--- START ---
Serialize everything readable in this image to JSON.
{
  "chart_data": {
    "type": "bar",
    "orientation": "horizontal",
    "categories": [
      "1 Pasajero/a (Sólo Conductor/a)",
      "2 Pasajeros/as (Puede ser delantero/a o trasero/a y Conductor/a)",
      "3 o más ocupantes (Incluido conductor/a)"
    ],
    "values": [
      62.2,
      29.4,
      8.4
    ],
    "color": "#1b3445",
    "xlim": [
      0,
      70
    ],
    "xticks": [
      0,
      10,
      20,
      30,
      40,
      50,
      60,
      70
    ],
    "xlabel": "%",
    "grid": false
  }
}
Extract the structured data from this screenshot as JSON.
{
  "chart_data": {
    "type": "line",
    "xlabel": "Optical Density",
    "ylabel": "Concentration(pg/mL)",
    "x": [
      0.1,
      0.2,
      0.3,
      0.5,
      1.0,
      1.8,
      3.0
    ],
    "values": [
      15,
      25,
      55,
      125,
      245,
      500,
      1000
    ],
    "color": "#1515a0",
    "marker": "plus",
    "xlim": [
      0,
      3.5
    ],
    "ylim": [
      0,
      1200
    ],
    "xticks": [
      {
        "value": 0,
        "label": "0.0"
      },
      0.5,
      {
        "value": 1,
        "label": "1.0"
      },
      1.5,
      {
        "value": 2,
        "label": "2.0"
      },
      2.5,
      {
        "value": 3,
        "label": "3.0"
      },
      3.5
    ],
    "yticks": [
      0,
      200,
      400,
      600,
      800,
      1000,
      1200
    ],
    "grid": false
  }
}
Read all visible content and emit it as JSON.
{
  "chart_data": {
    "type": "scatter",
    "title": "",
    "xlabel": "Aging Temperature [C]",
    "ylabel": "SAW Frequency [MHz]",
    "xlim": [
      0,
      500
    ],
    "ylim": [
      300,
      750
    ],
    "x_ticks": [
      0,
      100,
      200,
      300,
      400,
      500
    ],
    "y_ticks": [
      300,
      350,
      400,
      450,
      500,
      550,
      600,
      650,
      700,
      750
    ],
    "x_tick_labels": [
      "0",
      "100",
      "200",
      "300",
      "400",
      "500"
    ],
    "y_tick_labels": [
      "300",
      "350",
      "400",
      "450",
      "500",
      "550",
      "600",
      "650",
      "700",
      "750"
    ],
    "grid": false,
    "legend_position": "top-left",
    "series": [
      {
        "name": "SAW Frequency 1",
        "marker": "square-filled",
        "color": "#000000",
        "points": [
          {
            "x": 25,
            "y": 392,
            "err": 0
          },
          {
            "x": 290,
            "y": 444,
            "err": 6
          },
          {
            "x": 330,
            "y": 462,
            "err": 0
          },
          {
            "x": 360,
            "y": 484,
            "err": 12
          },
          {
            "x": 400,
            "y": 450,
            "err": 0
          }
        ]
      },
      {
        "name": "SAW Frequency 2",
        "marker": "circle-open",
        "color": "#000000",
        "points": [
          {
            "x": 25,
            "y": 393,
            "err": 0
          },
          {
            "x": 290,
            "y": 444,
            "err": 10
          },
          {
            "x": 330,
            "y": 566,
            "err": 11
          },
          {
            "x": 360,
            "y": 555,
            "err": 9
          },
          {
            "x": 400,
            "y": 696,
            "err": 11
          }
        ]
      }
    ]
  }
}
--- END ---
- Your goal
Every line of the data above should be reproduced word for word.

- Result below
Serialize everything readable in this image to JSON.
{
  "chart_data": {
    "type": "bar",
    "orientation": "horizontal",
    "categories": [
      "1 Pasajero/a (Sólo Conductor/a)",
      "2 Pasajeros/as (Puede ser delantero/a o trasero/a y Conductor/a)",
      "3 o más ocupantes (Incluido conductor/a)"
    ],
    "values": [
      62.2,
      29.4,
      8.4
    ],
    "color": "#1b3445",
    "xlim": [
      0,
      70
    ],
    "xticks": [
      0,
      10,
      20,
      30,
      40,
      50,
      60,
      70
    ],
    "xlabel": "%",
    "grid": false
  }
}
Extract the structured data from this screenshot as JSON.
{
  "chart_data": {
    "type": "line",
    "xlabel": "Optical Density",
    "ylabel": "Concentration(pg/mL)",
    "x": [
      0.1,
      0.2,
      0.3,
      0.5,
      1.0,
      1.8,
      3.0
    ],
    "values": [
      15,
      25,
      55,
      125,
      245,
      500,
      1000
    ],
    "color": "#1515a0",
    "marker": "plus",
    "xlim": [
      0,
      3.5
    ],
    "ylim": [
      0,
      1200
    ],
    "xticks": [
      {
        "value": 0,
        "label": "0.0"
      },
      0.5,
      {
        "value": 1,
        "label": "1.0"
      },
      1.5,
      {
        "value": 2,
        "label": "2.0"
      },
      2.5,
      {
        "value": 3,
        "label": "3.0"
      },
      3.5
    ],
    "yticks": [
      0,
      200,
      400,
      600,
      800,
      1000,
      1200
    ],
    "grid": false
  }
}
Read all visible content and emit it as JSON.
{
  "chart_data": {
    "type": "scatter",
    "title": "",
    "xlabel": "Aging Temperature [C]",
    "ylabel": "SAW Frequency [MHz]",
    "xlim": [
      0,
      500
    ],
    "ylim": [
      300,
      750
    ],
    "x_ticks": [
      0,
      100,
      200,
      300,
      400,
      500
    ],
    "y_ticks": [
      300,
      350,
      400,
      450,
      500,
      550,
      600,
      650,
      700,
      750
    ],
    "x_tick_labels": [
      "0",
      "100",
      "200",
      "300",
      "400",
      "500"
    ],
    "y_tick_labels": [
      "300",
      "350",
      "400",
      "450",
      "500",
      "550",
      "600",
      "650",
      "700",
      "750"
    ],
    "grid": false,
    "legend_position": "top-left",
    "series": [
      {
        "name": "SAW Frequency 1",
        "marker": "square-filled",
        "color": "#000000",
        "points": [
          {
            "x": 25,
            "y": 392,
            "err": 0
          },
          {
            "x": 290,
            "y": 444,
            "err": 6
          },
          {
            "x": 330,
            "y": 462,
            "err": 0
          },
          {
            "x": 360,
            "y": 484,
            "err": 12
          },
          {
            "x": 400,
            "y": 450,
            "err": 0
          }
        ]
      },
      {
        "name": "SAW Frequency 2",
        "marker": "circle-open",
        "color": "#000000",
        "points": [
          {
            "x": 25,
            "y": 393,
            "err": 0
          },
          {
            "x": 290,
            "y": 444,
            "err": 10
          },
          {
            "x": 330,
            "y": 566,
            "err": 11
          },
          {
            "x": 360,
            "y": 555,
            "err": 9
          },
          {
            "x": 400,
            "y": 696,
            "err": 11
          }
        ]
      }
    ]
  }
}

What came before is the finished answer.